_TASK PROMPT_. Omit all images. Transcribe the rest of the material below exactly.

Stored records:
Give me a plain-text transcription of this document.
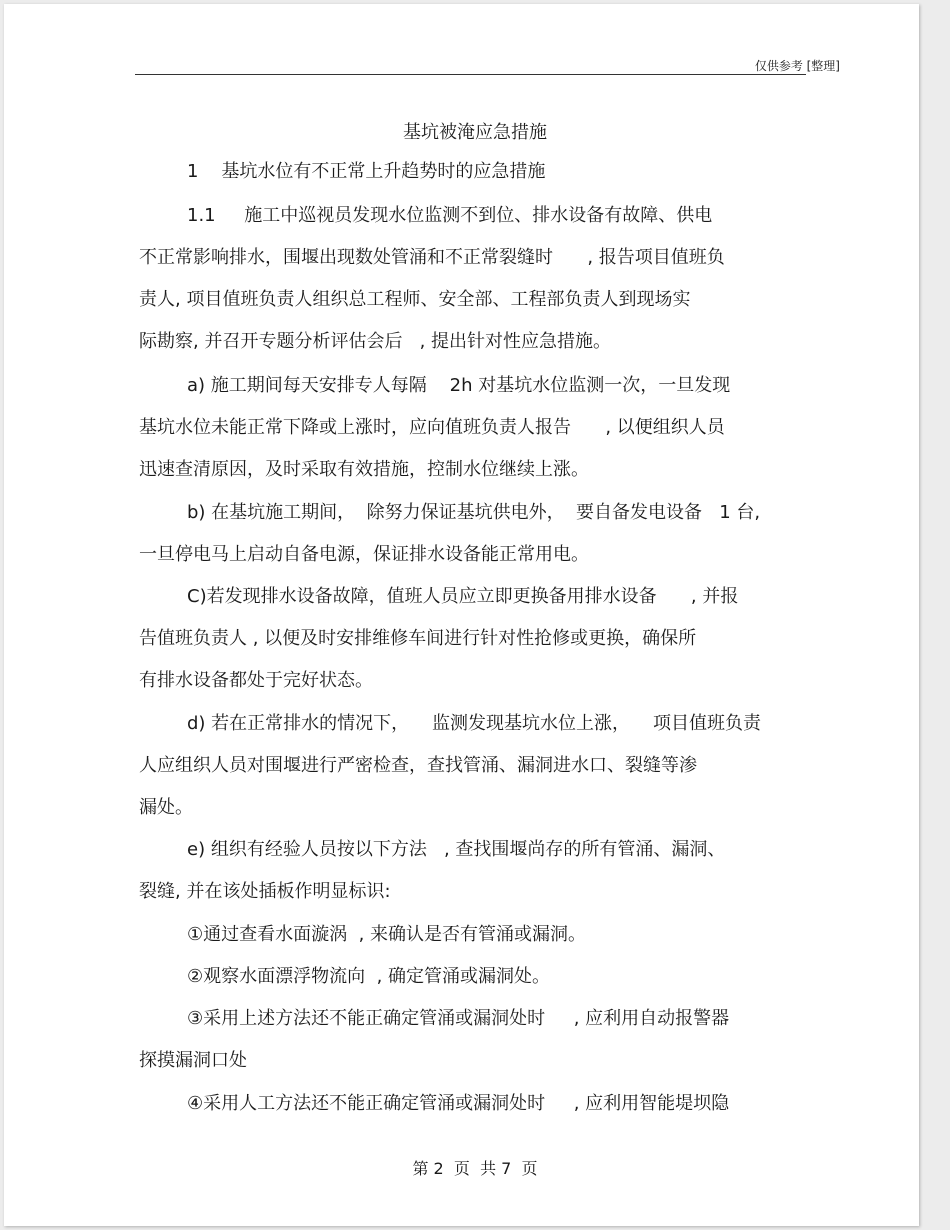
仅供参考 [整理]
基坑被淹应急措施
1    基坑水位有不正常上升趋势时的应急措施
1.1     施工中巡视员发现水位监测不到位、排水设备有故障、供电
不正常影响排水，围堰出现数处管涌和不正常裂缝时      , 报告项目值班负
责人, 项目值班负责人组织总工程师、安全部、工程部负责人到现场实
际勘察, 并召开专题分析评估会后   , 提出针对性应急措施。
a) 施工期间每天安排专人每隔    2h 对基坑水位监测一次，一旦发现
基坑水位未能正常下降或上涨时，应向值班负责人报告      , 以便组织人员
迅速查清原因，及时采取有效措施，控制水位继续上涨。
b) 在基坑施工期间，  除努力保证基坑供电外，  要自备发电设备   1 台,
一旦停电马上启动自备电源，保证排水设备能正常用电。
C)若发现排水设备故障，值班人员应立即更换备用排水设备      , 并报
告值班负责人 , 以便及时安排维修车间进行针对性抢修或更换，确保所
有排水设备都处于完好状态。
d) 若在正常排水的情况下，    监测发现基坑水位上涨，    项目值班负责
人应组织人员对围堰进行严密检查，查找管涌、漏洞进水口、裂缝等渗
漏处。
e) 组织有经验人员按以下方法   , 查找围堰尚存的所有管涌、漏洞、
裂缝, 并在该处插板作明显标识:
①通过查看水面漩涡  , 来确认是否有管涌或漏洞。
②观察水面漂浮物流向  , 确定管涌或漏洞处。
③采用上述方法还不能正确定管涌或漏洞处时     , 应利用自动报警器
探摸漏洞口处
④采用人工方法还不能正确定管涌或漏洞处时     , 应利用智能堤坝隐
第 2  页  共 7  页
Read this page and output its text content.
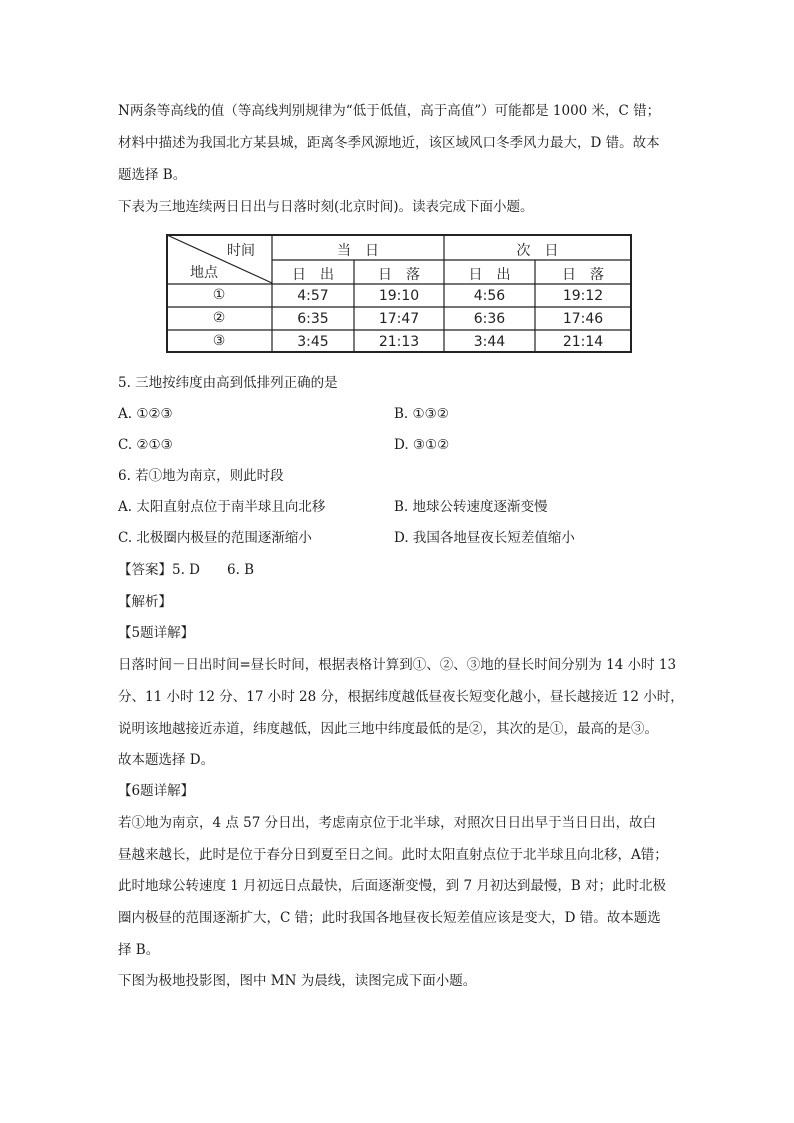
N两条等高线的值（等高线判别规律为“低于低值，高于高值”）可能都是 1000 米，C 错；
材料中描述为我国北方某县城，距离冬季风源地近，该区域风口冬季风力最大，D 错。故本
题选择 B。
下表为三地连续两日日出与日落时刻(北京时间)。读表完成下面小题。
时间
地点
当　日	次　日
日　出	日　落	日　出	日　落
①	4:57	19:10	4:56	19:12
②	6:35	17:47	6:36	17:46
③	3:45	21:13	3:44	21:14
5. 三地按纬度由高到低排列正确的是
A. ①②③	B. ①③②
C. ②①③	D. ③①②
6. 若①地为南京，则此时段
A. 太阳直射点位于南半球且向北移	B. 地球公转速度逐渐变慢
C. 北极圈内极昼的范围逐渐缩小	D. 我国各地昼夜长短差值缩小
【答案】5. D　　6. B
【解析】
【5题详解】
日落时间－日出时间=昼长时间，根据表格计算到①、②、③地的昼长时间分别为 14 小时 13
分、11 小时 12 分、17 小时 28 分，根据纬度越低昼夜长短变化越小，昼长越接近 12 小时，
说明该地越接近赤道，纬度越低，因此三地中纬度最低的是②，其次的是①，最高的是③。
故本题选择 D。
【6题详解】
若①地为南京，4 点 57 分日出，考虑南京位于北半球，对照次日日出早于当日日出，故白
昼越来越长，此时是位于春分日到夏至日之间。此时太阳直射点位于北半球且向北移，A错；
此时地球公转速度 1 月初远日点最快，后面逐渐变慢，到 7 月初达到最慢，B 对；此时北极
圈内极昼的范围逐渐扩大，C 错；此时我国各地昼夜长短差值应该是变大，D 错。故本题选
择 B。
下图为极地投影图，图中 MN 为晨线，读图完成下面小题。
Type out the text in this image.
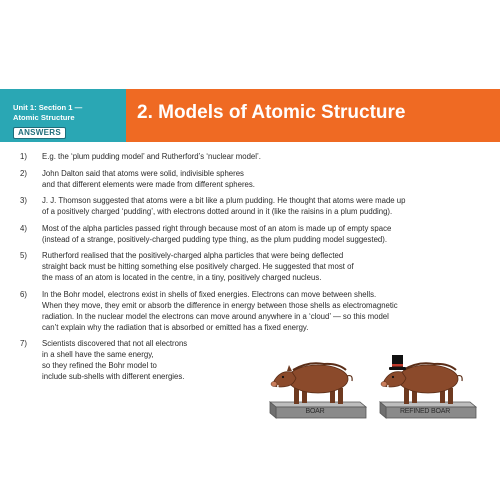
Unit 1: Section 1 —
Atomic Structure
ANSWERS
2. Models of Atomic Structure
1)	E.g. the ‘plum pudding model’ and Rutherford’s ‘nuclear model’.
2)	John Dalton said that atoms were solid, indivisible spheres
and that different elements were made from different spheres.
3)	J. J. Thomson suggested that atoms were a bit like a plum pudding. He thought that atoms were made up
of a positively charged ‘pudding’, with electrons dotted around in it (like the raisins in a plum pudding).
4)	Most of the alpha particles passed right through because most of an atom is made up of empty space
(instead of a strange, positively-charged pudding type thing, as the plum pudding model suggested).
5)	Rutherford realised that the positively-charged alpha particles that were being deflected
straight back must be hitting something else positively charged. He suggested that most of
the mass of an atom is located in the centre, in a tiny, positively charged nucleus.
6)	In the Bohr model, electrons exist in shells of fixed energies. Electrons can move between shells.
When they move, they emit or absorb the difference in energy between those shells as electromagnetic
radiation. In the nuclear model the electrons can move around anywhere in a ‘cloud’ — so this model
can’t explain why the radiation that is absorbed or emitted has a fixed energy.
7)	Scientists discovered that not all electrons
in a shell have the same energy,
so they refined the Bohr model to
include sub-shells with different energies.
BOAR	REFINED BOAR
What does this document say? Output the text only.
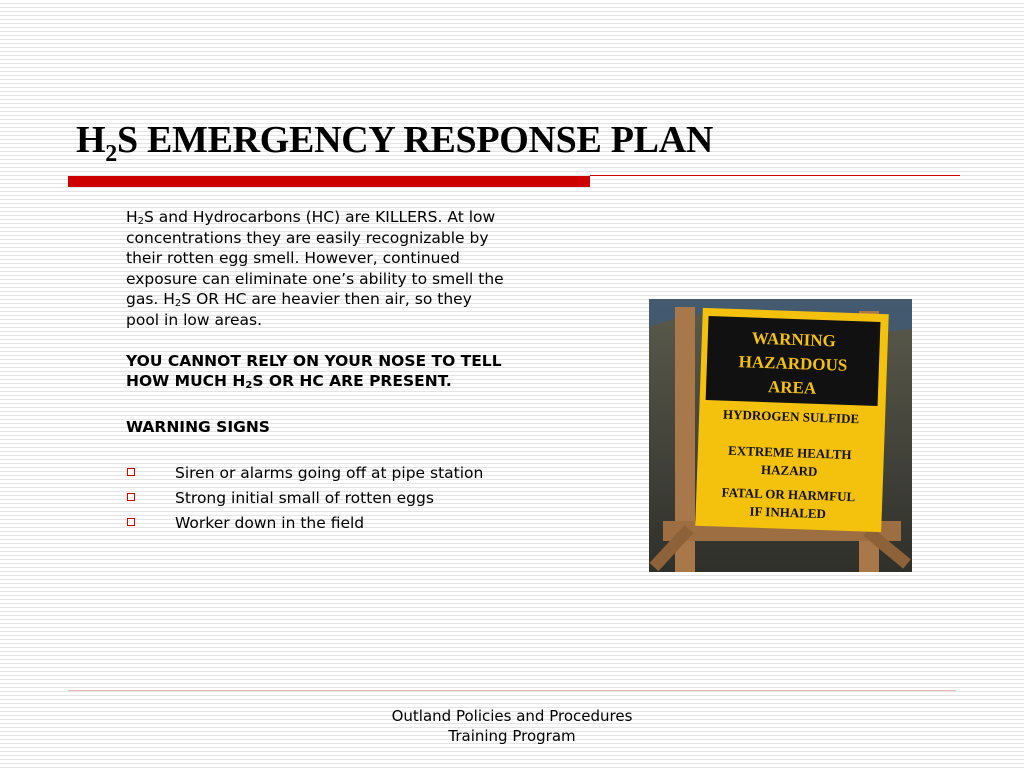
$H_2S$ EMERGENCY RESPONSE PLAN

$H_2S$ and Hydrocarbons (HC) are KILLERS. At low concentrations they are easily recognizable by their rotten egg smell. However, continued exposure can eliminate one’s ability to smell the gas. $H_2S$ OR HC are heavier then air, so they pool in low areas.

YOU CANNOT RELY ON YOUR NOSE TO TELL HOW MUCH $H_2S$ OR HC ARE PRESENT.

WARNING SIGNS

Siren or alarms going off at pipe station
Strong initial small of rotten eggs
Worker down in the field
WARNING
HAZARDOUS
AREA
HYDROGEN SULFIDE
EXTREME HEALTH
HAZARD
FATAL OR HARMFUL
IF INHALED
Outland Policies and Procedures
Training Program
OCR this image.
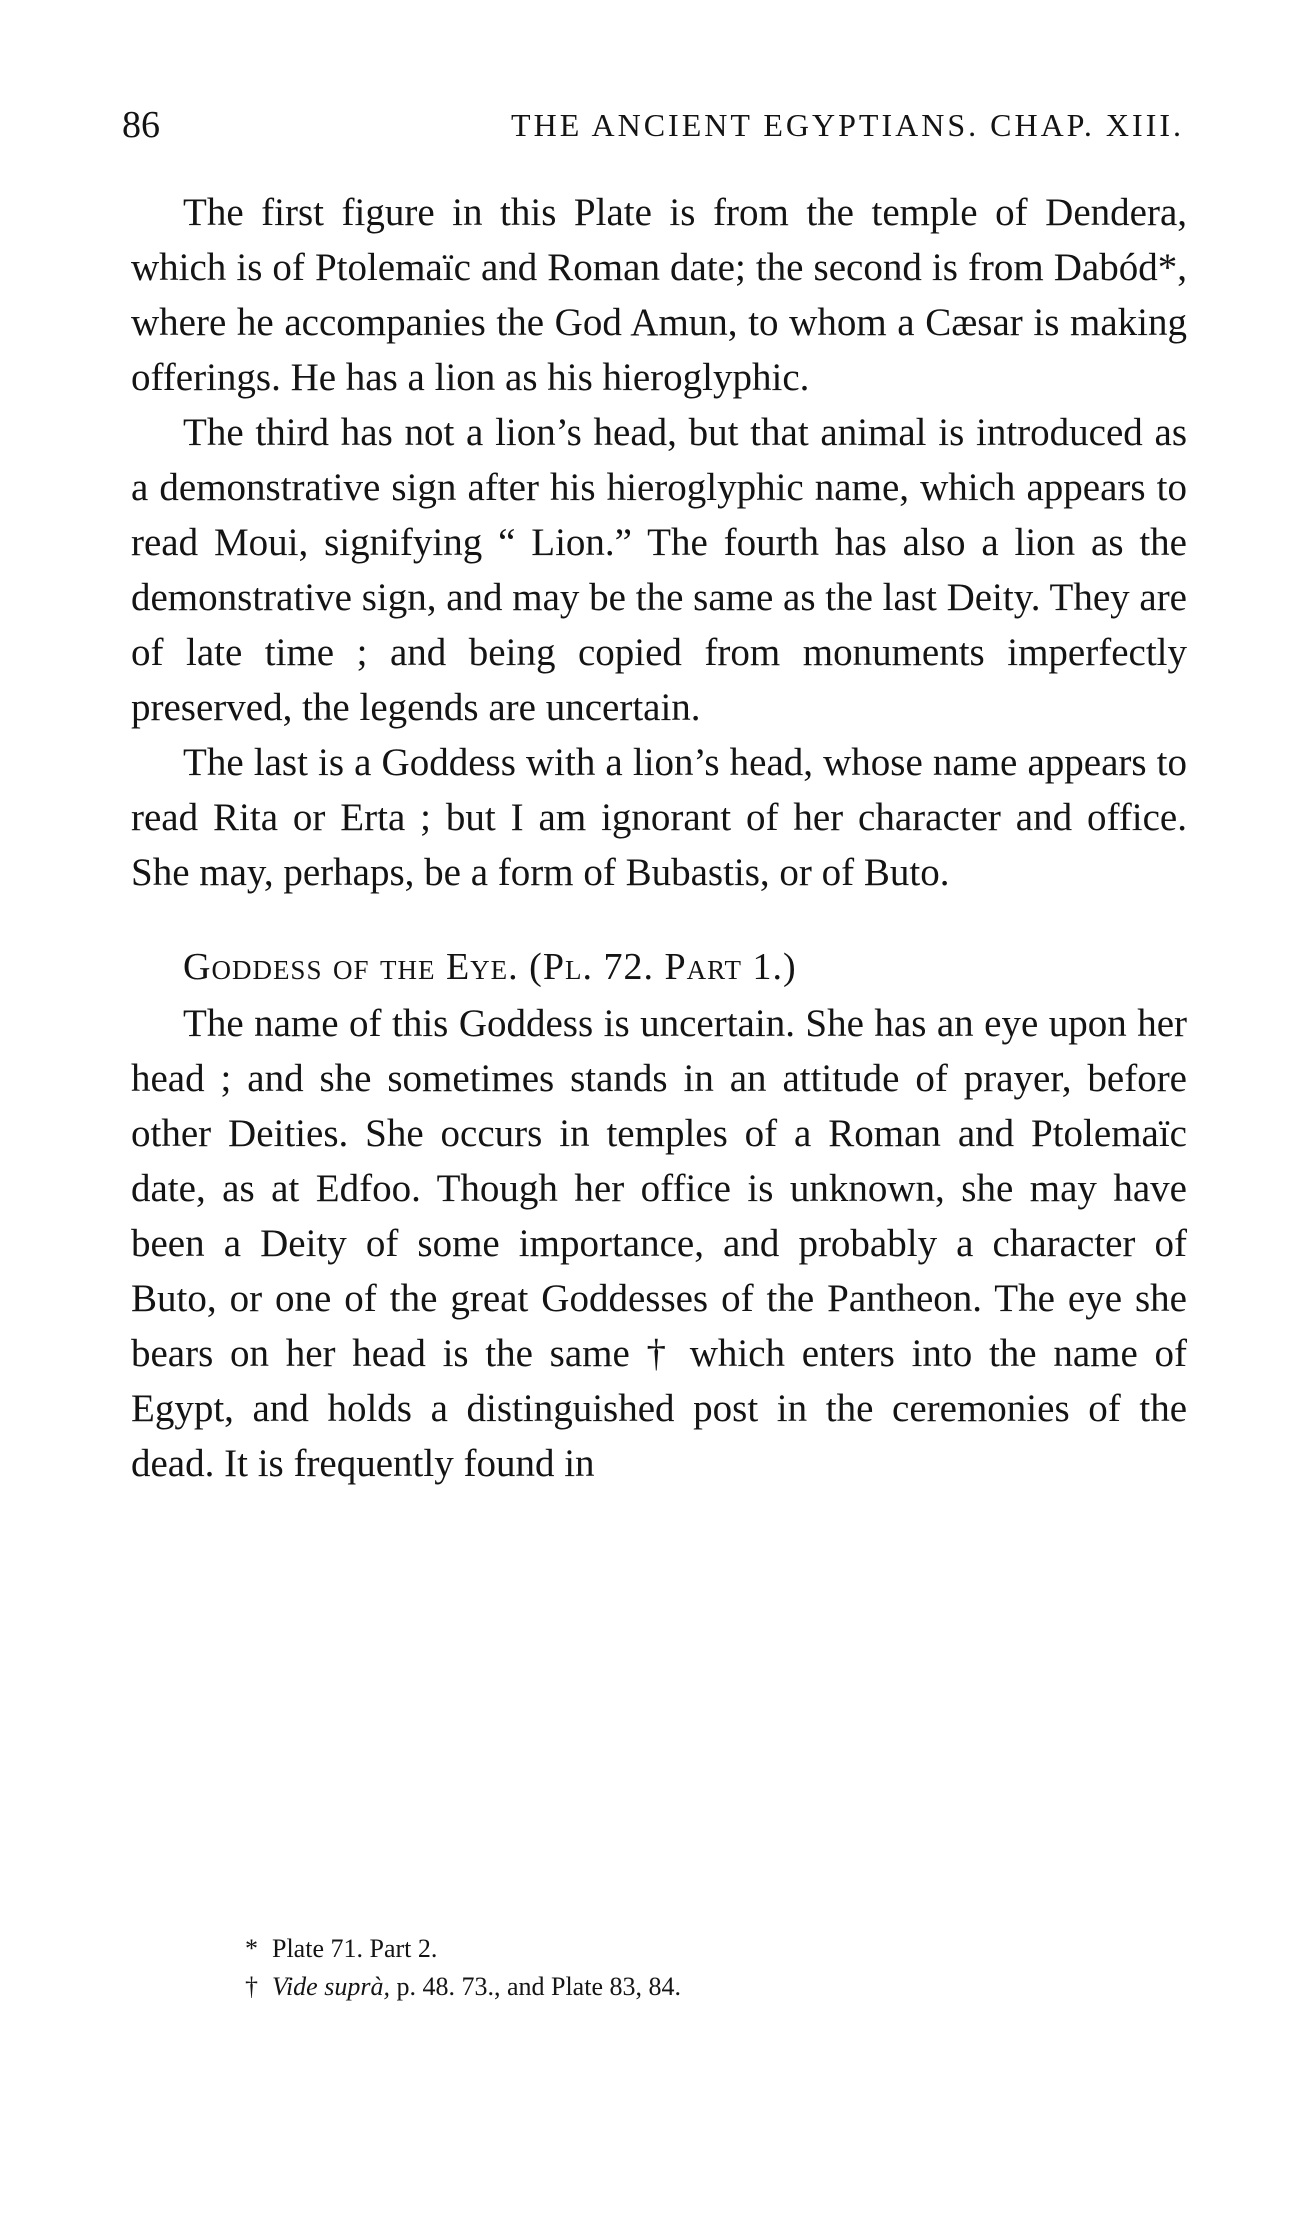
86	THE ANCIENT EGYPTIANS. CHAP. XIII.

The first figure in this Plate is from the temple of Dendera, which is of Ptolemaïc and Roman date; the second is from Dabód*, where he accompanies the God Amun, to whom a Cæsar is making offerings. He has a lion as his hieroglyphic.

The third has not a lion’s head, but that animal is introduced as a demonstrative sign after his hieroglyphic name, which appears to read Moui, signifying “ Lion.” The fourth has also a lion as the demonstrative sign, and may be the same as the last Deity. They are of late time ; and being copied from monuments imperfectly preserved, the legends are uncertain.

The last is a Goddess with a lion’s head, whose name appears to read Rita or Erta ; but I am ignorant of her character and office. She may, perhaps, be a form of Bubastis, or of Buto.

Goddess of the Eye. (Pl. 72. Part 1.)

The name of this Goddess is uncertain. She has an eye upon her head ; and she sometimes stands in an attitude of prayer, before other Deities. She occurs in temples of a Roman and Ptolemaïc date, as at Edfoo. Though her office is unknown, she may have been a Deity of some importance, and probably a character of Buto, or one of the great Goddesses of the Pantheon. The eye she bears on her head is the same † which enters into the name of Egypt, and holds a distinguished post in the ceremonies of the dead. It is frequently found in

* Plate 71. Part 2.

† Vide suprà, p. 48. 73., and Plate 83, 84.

_RESPONSE TO THIS TASK_.
Give me a plain-text transcription of this document.
仅供参考 [整理]
基坑被淹应急措施
1    基坑水位有不正常上升趋势时的应急措施
1.1     施工中巡视员发现水位监测不到位、排水设备有故障、供电
不正常影响排水，围堰出现数处管涌和不正常裂缝时      , 报告项目值班负
责人, 项目值班负责人组织总工程师、安全部、工程部负责人到现场实
际勘察, 并召开专题分析评估会后   , 提出针对性应急措施。
a) 施工期间每天安排专人每隔    2h 对基坑水位监测一次，一旦发现
基坑水位未能正常下降或上涨时，应向值班负责人报告      , 以便组织人员
迅速查清原因，及时采取有效措施，控制水位继续上涨。
b) 在基坑施工期间，  除努力保证基坑供电外，  要自备发电设备   1 台,
一旦停电马上启动自备电源，保证排水设备能正常用电。
C)若发现排水设备故障，值班人员应立即更换备用排水设备      , 并报
告值班负责人 , 以便及时安排维修车间进行针对性抢修或更换，确保所
有排水设备都处于完好状态。
d) 若在正常排水的情况下，    监测发现基坑水位上涨，    项目值班负责
人应组织人员对围堰进行严密检查，查找管涌、漏洞进水口、裂缝等渗
漏处。
e) 组织有经验人员按以下方法   , 查找围堰尚存的所有管涌、漏洞、
裂缝, 并在该处插板作明显标识:
①通过查看水面漩涡  , 来确认是否有管涌或漏洞。
②观察水面漂浮物流向  , 确定管涌或漏洞处。
③采用上述方法还不能正确定管涌或漏洞处时     , 应利用自动报警器
探摸漏洞口处
④采用人工方法还不能正确定管涌或漏洞处时     , 应利用智能堤坝隐
第 2  页  共 7  页
Read this page and output its text content.
N两条等高线的值（等高线判别规律为“低于低值，高于高值”）可能都是 1000 米，C 错；
材料中描述为我国北方某县城，距离冬季风源地近，该区域风口冬季风力最大，D 错。故本
题选择 B。
下表为三地连续两日日出与日落时刻(北京时间)。读表完成下面小题。
时间
地点
当　日	次　日
日　出	日　落	日　出	日　落
①	4:57	19:10	4:56	19:12
②	6:35	17:47	6:36	17:46
③	3:45	21:13	3:44	21:14
5. 三地按纬度由高到低排列正确的是
A. ①②③	B. ①③②
C. ②①③	D. ③①②
6. 若①地为南京，则此时段
A. 太阳直射点位于南半球且向北移	B. 地球公转速度逐渐变慢
C. 北极圈内极昼的范围逐渐缩小	D. 我国各地昼夜长短差值缩小
【答案】5. D　　6. B
【解析】
【5题详解】
日落时间－日出时间=昼长时间，根据表格计算到①、②、③地的昼长时间分别为 14 小时 13
分、11 小时 12 分、17 小时 28 分，根据纬度越低昼夜长短变化越小，昼长越接近 12 小时，
说明该地越接近赤道，纬度越低，因此三地中纬度最低的是②，其次的是①，最高的是③。
故本题选择 D。
【6题详解】
若①地为南京，4 点 57 分日出，考虑南京位于北半球，对照次日日出早于当日日出，故白
昼越来越长，此时是位于春分日到夏至日之间。此时太阳直射点位于北半球且向北移，A错；
此时地球公转速度 1 月初远日点最快，后面逐渐变慢，到 7 月初达到最慢，B 对；此时北极
圈内极昼的范围逐渐扩大，C 错；此时我国各地昼夜长短差值应该是变大，D 错。故本题选
择 B。
下图为极地投影图，图中 MN 为晨线，读图完成下面小题。
Type out the text in this image.
Unit 1: Section 1 —
Atomic Structure
ANSWERS
2. Models of Atomic Structure
1)	E.g. the ‘plum pudding model’ and Rutherford’s ‘nuclear model’.
2)	John Dalton said that atoms were solid, indivisible spheres
and that different elements were made from different spheres.
3)	J. J. Thomson suggested that atoms were a bit like a plum pudding. He thought that atoms were made up
of a positively charged ‘pudding’, with electrons dotted around in it (like the raisins in a plum pudding).
4)	Most of the alpha particles passed right through because most of an atom is made up of empty space
(instead of a strange, positively-charged pudding type thing, as the plum pudding model suggested).
5)	Rutherford realised that the positively-charged alpha particles that were being deflected
straight back must be hitting something else positively charged. He suggested that most of
the mass of an atom is located in the centre, in a tiny, positively charged nucleus.
6)	In the Bohr model, electrons exist in shells of fixed energies. Electrons can move between shells.
When they move, they emit or absorb the difference in energy between those shells as electromagnetic
radiation. In the nuclear model the electrons can move around anywhere in a ‘cloud’ — so this model
can’t explain why the radiation that is absorbed or emitted has a fixed energy.
7)	Scientists discovered that not all electrons
in a shell have the same energy,
so they refined the Bohr model to
include sub-shells with different energies.
BOAR	REFINED BOAR
What does this document say? Output the text only.
$H_2S$ EMERGENCY RESPONSE PLAN

$H_2S$ and Hydrocarbons (HC) are KILLERS. At low concentrations they are easily recognizable by their rotten egg smell. However, continued exposure can eliminate one’s ability to smell the gas. $H_2S$ OR HC are heavier then air, so they pool in low areas.

YOU CANNOT RELY ON YOUR NOSE TO TELL HOW MUCH $H_2S$ OR HC ARE PRESENT.

WARNING SIGNS

Siren or alarms going off at pipe station
Strong initial small of rotten eggs
Worker down in the field
WARNING
HAZARDOUS
AREA
HYDROGEN SULFIDE
EXTREME HEALTH
HAZARD
FATAL OR HARMFUL
IF INHALED
Outland Policies and Procedures
Training Program
OCR this image.
86	THE ANCIENT EGYPTIANS. CHAP. XIII.

The first figure in this Plate is from the temple of Dendera, which is of Ptolemaïc and Roman date; the second is from Dabód*, where he accompanies the God Amun, to whom a Cæsar is making offerings. He has a lion as his hieroglyphic.

The third has not a lion’s head, but that animal is introduced as a demonstrative sign after his hieroglyphic name, which appears to read Moui, signifying “ Lion.” The fourth has also a lion as the demonstrative sign, and may be the same as the last Deity. They are of late time ; and being copied from monuments imperfectly preserved, the legends are uncertain.

The last is a Goddess with a lion’s head, whose name appears to read Rita or Erta ; but I am ignorant of her character and office. She may, perhaps, be a form of Bubastis, or of Buto.

Goddess of the Eye. (Pl. 72. Part 1.)

The name of this Goddess is uncertain. She has an eye upon her head ; and she sometimes stands in an attitude of prayer, before other Deities. She occurs in temples of a Roman and Ptolemaïc date, as at Edfoo. Though her office is unknown, she may have been a Deity of some importance, and probably a character of Buto, or one of the great Goddesses of the Pantheon. The eye she bears on her head is the same † which enters into the name of Egypt, and holds a distinguished post in the ceremonies of the dead. It is frequently found in

* Plate 71. Part 2.

† Vide suprà, p. 48. 73., and Plate 83, 84.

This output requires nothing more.